● **GIVEN EXERCISE**
Sift the listing for lines that hold the string "five" and pull them out.

Stored entries
________

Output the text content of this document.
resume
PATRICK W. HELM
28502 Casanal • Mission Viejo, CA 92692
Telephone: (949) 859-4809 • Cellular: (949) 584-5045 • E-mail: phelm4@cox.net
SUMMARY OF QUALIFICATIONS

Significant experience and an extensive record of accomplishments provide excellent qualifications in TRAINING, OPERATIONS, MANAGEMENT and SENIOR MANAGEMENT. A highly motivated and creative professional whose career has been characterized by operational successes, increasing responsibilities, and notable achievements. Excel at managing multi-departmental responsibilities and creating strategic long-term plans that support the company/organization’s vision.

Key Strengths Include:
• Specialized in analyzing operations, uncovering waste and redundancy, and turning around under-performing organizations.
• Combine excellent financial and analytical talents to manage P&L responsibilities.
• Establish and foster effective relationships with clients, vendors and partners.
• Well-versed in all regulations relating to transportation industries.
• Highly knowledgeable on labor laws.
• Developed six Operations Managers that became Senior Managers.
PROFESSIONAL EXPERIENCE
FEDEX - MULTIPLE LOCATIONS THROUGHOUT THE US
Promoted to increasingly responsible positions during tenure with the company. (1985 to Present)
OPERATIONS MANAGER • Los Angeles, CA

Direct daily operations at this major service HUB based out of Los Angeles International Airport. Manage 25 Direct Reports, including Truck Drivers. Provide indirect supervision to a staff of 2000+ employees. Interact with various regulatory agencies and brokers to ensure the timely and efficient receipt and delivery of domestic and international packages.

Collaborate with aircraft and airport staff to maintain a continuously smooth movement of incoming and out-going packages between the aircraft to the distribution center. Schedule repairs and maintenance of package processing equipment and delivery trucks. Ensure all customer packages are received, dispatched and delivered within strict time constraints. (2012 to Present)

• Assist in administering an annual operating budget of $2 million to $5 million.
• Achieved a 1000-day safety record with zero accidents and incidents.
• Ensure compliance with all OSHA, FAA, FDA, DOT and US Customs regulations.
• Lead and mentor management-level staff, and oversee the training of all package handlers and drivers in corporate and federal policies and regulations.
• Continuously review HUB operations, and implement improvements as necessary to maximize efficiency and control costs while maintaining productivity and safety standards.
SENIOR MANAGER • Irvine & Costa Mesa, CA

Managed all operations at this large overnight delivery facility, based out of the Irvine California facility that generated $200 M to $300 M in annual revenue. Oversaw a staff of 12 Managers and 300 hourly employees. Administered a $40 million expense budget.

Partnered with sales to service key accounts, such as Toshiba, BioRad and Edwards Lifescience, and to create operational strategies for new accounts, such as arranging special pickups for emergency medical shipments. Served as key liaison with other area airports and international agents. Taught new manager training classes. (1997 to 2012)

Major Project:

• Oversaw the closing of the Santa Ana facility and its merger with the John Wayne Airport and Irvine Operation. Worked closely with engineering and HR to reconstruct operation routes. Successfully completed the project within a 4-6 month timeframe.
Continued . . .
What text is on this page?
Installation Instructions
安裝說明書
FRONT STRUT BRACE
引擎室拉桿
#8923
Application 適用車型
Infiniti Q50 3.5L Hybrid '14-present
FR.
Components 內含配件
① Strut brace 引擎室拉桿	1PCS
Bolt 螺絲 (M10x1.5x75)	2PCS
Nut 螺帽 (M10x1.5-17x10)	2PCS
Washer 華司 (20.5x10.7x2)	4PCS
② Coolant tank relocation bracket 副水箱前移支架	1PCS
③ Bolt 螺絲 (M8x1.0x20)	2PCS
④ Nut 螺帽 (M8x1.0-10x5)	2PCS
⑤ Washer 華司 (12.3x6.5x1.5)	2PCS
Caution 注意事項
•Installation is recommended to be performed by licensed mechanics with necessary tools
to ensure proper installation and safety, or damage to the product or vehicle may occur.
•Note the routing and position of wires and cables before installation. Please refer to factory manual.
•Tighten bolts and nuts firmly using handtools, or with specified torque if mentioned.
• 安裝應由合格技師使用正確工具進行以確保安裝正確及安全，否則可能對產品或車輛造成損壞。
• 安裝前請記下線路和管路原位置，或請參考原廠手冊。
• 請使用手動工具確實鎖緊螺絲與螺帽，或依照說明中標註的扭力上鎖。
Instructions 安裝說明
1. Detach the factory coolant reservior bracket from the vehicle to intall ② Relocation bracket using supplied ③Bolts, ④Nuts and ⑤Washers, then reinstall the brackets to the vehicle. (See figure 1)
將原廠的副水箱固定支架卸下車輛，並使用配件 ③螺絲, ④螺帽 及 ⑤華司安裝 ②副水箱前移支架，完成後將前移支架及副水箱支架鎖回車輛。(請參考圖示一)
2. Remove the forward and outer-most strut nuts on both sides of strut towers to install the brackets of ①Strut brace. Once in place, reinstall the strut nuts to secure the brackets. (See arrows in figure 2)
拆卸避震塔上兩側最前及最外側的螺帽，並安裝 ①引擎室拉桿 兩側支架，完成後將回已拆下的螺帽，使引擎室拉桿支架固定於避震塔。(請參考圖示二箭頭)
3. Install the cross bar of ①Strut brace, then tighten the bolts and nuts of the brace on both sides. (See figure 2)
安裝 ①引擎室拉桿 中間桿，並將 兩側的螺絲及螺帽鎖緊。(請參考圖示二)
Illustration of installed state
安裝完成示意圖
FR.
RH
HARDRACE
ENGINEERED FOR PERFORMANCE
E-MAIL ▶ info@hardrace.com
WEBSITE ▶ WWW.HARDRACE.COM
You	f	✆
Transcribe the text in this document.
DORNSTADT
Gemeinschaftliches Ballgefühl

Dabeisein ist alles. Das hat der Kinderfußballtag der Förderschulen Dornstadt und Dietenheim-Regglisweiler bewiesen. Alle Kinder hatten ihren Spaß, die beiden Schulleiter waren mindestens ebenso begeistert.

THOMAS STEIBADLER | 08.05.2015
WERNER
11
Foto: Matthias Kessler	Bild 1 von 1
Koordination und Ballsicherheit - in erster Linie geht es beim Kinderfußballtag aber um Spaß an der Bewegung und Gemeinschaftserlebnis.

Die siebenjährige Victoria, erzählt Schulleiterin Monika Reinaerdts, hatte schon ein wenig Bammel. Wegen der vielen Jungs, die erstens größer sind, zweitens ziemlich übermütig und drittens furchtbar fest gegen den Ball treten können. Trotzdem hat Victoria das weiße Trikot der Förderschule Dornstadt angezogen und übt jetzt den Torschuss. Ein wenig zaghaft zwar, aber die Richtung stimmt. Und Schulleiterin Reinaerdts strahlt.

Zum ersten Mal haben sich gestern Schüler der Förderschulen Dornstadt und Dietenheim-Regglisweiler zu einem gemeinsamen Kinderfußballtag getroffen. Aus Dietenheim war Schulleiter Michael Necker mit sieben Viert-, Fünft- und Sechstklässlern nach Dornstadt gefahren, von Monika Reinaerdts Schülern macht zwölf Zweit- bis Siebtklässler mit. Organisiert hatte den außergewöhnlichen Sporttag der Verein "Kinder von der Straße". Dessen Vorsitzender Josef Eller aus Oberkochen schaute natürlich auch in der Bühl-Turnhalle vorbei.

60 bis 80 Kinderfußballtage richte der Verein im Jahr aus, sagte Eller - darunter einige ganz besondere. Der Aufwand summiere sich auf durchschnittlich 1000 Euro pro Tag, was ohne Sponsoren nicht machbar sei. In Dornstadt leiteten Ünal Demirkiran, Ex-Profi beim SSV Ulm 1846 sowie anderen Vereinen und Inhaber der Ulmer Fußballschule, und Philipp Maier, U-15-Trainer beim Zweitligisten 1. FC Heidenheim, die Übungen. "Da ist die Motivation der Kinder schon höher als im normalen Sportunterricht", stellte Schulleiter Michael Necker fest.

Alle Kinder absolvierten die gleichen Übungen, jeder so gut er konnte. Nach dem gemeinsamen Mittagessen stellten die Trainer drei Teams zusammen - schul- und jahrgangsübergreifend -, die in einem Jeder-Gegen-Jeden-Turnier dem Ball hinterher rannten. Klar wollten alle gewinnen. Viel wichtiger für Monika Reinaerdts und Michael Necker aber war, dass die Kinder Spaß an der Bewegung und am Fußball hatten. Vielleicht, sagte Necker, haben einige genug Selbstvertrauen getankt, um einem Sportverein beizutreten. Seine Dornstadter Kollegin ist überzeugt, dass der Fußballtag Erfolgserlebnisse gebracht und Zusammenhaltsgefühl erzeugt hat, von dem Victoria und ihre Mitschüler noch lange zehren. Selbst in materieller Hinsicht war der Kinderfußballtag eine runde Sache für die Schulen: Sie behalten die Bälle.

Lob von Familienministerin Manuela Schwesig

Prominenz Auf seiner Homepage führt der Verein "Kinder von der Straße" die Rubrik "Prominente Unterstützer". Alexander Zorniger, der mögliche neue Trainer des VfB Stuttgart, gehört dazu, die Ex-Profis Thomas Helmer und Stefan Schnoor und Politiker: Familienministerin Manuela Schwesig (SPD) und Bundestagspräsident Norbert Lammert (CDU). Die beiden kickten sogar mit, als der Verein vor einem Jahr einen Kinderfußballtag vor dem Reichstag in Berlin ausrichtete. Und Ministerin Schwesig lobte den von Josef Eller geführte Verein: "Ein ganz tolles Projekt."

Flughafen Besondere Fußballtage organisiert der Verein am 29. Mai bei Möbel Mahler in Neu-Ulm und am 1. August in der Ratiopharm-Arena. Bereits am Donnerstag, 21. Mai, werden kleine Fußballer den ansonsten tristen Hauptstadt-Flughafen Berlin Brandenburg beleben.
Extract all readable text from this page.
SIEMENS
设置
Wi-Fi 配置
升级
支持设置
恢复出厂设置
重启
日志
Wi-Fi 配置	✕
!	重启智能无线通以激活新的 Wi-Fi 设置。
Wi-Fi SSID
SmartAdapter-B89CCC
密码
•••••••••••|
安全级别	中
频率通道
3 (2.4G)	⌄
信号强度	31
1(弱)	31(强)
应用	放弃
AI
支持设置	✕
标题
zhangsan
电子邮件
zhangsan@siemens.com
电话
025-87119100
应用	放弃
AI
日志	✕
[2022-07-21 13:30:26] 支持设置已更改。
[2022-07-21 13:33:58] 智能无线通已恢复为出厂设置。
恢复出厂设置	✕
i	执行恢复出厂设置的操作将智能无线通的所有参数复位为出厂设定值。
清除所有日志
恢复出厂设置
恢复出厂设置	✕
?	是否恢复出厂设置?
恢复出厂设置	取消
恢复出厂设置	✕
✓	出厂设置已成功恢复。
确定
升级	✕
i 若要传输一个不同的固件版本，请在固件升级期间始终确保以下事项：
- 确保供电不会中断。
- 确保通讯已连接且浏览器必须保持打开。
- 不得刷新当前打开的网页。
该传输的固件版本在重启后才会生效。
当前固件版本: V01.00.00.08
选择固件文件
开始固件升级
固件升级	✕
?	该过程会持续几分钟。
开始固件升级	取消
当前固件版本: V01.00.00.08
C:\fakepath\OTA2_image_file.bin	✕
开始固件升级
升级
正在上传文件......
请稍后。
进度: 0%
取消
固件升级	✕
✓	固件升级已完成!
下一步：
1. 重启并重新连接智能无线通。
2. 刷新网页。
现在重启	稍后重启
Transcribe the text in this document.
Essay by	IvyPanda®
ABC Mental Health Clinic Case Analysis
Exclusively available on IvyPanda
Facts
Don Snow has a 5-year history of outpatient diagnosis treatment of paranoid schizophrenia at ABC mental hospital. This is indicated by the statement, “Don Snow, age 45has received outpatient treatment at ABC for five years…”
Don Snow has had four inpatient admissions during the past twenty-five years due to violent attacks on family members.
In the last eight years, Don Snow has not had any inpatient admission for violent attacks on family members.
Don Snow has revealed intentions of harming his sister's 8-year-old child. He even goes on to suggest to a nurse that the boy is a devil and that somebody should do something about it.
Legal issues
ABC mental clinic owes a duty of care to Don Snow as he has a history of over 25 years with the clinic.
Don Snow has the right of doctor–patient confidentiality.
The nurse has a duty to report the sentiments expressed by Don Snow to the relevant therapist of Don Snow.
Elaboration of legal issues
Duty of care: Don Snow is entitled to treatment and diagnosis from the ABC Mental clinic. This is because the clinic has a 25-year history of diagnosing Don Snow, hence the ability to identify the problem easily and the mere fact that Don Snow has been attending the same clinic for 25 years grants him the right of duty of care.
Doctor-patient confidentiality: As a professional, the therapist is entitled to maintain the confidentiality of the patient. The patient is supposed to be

________

● **WRITTEN SOLUTION**
Don Snow has a 5-year history of outpatient diagnosis treatment of paranoid schizophrenia at ABC mental hospital. This is indicated by the statement, “Don Snow, age 45has received outpatient treatment at ABC for five years…”
Don Snow has had four inpatient admissions during the past twenty-five years due to violent attacks on family members.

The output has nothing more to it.